_Problem requirements_
Count up the lines in the following listing that hold the word "mahe", then give only that count.

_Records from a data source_

——

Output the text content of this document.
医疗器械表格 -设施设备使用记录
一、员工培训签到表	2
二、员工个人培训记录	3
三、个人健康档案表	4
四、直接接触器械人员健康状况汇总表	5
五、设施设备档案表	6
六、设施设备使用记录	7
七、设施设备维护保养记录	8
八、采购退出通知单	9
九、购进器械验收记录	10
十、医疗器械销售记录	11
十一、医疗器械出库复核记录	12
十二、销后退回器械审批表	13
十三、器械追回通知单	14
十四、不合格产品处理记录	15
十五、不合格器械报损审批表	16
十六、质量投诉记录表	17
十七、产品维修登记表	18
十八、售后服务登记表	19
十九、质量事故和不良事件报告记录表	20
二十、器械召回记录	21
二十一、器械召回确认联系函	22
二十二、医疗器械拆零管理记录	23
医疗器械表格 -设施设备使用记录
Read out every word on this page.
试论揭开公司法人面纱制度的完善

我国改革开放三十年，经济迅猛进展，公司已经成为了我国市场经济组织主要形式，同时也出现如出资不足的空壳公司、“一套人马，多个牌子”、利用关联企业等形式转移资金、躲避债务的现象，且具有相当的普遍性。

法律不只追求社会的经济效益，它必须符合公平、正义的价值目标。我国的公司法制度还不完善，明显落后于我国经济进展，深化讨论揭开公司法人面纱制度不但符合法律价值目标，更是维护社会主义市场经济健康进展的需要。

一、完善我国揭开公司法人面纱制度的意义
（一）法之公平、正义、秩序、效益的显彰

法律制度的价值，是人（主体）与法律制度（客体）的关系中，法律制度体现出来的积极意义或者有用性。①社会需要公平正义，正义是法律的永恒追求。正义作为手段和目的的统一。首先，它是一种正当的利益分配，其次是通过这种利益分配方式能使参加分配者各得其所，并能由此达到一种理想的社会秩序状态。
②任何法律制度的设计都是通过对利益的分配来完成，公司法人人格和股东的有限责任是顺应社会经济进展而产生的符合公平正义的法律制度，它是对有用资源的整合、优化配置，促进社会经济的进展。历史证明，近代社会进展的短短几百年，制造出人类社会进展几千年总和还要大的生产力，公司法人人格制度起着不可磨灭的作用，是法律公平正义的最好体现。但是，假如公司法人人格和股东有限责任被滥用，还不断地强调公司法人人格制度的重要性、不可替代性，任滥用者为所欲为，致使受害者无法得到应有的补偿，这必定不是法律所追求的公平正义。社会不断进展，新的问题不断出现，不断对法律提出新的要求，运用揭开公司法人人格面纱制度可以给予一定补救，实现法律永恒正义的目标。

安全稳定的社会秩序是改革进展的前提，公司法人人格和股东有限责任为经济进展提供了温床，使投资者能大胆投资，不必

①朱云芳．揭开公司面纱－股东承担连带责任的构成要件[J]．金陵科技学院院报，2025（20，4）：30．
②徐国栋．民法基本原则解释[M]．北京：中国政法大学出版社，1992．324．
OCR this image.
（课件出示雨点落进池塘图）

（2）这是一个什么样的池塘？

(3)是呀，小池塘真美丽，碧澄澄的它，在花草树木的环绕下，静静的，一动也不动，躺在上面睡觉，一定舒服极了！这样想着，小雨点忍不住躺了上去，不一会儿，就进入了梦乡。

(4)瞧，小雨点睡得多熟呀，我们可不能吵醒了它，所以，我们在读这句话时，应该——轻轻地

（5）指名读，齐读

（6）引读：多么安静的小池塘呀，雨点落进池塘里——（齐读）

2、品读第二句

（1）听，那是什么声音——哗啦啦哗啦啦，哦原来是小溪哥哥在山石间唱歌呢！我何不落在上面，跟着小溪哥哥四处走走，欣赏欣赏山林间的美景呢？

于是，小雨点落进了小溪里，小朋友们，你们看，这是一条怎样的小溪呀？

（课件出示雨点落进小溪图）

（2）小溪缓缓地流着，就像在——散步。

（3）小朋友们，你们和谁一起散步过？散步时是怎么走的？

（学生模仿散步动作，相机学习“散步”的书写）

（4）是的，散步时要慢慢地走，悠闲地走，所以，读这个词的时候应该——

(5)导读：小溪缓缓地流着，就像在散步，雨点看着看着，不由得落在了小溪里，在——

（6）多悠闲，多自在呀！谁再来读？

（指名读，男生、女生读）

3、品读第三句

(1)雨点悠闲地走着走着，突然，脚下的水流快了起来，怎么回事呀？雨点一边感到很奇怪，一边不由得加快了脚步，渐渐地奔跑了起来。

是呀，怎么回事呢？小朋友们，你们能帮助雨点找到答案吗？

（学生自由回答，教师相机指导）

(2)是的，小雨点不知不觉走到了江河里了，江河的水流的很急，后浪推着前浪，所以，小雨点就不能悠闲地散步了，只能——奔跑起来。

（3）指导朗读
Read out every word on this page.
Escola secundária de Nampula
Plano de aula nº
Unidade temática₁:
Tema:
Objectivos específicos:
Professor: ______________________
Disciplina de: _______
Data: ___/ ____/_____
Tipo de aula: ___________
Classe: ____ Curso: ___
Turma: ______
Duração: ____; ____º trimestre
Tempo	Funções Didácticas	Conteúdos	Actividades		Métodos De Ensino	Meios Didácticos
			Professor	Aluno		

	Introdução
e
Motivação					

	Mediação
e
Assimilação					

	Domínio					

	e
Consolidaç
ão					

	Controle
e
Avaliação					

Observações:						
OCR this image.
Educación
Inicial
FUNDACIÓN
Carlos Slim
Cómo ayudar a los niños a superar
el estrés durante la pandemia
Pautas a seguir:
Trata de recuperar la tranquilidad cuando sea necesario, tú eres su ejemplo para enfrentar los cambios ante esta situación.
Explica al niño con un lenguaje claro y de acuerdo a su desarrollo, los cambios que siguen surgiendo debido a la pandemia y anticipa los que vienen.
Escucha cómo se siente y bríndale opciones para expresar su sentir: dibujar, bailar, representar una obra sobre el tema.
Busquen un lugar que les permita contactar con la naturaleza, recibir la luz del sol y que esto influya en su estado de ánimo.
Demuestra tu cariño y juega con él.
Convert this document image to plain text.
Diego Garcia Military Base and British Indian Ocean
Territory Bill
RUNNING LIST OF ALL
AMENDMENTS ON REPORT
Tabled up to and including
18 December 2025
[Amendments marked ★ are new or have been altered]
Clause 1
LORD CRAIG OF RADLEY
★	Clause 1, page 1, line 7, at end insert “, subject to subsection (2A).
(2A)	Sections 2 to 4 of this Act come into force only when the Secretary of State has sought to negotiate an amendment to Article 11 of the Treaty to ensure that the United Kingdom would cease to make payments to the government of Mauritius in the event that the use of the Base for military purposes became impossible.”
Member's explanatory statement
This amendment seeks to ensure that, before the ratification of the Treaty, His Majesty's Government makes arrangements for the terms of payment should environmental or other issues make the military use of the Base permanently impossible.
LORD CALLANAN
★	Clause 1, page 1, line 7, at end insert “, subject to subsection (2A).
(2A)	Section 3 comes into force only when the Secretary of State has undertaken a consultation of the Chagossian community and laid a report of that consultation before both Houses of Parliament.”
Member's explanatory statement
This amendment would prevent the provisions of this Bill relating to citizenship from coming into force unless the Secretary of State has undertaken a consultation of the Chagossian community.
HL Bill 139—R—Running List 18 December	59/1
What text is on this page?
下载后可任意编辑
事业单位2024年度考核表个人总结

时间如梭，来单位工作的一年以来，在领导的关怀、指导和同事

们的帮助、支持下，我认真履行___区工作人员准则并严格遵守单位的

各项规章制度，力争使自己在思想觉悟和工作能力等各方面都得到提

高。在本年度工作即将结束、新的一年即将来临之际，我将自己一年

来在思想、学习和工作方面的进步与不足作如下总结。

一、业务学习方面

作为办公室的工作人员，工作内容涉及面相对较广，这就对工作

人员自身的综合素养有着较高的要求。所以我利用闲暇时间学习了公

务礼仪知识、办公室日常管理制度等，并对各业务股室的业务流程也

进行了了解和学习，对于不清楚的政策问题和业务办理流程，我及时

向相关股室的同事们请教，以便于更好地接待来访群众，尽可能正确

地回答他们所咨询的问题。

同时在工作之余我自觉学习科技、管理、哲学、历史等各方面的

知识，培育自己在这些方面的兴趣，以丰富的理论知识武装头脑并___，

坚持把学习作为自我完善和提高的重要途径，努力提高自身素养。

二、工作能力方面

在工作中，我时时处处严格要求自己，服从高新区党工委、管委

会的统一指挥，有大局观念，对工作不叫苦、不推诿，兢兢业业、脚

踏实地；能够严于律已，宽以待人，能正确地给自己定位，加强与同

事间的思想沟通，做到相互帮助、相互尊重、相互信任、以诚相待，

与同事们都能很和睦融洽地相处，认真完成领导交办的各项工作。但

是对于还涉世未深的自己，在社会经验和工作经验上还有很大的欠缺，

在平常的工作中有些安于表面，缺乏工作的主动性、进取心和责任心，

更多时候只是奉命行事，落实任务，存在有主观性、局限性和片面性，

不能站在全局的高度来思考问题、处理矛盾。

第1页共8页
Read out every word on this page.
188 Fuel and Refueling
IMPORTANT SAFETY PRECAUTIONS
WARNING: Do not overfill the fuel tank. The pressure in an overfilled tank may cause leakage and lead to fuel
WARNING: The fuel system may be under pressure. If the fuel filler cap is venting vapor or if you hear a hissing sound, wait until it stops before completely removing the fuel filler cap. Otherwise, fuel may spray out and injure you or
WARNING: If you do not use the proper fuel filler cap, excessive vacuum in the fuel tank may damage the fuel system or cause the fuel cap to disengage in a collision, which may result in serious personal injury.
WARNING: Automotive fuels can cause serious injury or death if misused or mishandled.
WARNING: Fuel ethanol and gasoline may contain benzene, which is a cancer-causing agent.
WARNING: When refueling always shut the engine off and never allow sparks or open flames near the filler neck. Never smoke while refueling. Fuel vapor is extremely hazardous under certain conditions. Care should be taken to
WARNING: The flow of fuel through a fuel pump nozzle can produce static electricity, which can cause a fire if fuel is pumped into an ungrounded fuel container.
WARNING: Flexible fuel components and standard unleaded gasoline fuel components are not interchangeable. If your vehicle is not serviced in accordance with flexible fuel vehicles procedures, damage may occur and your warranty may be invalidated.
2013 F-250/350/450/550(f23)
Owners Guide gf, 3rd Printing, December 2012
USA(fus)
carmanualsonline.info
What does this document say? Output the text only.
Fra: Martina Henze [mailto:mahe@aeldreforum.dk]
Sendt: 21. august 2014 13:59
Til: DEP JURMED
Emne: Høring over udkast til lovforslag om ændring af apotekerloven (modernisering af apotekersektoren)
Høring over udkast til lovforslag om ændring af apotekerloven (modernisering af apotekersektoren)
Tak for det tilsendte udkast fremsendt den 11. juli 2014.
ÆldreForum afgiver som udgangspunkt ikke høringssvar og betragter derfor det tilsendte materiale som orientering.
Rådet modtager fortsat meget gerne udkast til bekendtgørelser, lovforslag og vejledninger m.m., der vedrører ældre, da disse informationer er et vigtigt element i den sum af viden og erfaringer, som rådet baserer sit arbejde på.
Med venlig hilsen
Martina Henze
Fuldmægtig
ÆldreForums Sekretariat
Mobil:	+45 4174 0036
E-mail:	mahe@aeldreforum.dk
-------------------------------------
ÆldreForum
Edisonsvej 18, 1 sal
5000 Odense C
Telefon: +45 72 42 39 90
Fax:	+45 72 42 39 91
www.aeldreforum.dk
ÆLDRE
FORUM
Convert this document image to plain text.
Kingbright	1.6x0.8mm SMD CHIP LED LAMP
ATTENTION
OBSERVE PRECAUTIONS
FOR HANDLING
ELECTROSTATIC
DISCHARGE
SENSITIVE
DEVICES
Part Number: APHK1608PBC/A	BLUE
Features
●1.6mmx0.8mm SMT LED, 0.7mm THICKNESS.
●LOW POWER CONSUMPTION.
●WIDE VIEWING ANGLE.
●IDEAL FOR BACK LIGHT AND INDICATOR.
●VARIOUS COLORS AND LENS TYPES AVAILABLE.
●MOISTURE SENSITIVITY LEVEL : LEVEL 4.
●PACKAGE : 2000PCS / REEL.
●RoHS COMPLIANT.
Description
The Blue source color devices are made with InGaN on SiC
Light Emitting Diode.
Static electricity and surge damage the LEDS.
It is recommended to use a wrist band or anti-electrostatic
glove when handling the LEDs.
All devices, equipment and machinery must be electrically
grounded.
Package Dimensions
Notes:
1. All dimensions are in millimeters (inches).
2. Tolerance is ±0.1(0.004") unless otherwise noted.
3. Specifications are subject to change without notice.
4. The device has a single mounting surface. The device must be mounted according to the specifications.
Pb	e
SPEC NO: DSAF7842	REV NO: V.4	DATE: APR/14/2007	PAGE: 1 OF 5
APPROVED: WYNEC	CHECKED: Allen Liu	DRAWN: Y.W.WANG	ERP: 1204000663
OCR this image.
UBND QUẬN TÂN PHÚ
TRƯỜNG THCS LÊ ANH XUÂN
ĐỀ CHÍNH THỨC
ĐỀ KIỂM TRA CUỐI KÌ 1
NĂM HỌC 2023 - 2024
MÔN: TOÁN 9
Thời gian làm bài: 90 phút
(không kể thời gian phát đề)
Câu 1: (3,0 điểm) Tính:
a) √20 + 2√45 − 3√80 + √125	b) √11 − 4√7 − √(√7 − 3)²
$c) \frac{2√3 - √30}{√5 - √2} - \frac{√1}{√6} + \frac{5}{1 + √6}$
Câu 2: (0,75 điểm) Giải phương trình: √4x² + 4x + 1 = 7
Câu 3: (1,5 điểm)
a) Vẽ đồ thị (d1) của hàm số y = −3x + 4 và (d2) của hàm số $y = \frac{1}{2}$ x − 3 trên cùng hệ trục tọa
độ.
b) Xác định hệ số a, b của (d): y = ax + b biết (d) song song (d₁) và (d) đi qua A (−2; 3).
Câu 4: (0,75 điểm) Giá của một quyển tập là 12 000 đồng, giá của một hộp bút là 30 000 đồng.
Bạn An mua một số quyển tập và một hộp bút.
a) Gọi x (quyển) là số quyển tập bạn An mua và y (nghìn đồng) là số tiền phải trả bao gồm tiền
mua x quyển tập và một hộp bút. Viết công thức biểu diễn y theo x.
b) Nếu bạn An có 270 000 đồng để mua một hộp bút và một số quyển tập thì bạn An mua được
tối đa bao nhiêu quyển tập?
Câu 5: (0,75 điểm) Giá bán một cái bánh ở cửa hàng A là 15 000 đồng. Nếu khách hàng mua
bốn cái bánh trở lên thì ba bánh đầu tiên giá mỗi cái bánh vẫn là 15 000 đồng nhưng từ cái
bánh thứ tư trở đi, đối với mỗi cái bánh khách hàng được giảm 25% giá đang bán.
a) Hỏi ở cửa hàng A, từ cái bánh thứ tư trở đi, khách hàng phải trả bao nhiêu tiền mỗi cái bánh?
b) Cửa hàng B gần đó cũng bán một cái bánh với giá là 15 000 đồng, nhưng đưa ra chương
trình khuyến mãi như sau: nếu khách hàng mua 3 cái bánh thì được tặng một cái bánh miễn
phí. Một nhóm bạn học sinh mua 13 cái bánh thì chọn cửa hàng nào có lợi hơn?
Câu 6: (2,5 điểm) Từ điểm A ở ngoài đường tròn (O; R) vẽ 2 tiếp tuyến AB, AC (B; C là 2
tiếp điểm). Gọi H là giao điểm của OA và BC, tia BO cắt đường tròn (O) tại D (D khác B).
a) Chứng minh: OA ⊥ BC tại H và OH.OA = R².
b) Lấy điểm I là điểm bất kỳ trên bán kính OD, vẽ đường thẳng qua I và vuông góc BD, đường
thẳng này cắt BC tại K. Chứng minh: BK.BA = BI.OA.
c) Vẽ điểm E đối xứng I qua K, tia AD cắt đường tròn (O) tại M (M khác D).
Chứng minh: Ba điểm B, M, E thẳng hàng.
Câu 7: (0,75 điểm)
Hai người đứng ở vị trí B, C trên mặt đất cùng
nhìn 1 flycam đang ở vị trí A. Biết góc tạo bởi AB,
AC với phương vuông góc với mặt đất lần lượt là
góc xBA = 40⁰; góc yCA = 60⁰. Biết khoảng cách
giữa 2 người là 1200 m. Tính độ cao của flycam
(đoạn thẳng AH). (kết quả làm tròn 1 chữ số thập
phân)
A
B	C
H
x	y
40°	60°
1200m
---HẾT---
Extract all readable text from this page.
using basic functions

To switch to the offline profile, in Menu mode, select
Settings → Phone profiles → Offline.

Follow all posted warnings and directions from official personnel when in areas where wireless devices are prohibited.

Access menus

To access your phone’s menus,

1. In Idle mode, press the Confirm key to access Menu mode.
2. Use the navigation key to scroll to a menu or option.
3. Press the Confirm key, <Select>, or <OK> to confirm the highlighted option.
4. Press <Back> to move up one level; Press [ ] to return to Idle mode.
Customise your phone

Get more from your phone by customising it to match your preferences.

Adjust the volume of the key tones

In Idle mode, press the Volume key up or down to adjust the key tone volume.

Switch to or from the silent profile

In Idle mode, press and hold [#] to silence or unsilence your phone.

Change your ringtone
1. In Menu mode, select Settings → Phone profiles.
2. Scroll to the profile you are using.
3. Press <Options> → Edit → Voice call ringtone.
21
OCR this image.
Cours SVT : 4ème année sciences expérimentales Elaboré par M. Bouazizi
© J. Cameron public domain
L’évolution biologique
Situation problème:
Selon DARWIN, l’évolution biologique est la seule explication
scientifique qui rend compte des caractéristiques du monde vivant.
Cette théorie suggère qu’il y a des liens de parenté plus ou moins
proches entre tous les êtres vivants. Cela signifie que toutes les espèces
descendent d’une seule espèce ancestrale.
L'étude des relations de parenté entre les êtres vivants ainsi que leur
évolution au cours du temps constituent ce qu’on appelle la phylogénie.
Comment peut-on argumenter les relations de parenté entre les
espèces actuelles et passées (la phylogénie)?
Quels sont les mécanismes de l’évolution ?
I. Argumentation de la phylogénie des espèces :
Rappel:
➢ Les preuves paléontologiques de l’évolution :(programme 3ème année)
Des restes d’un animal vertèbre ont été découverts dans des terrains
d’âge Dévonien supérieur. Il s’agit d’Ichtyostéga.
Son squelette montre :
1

——

_Solution for this task_
2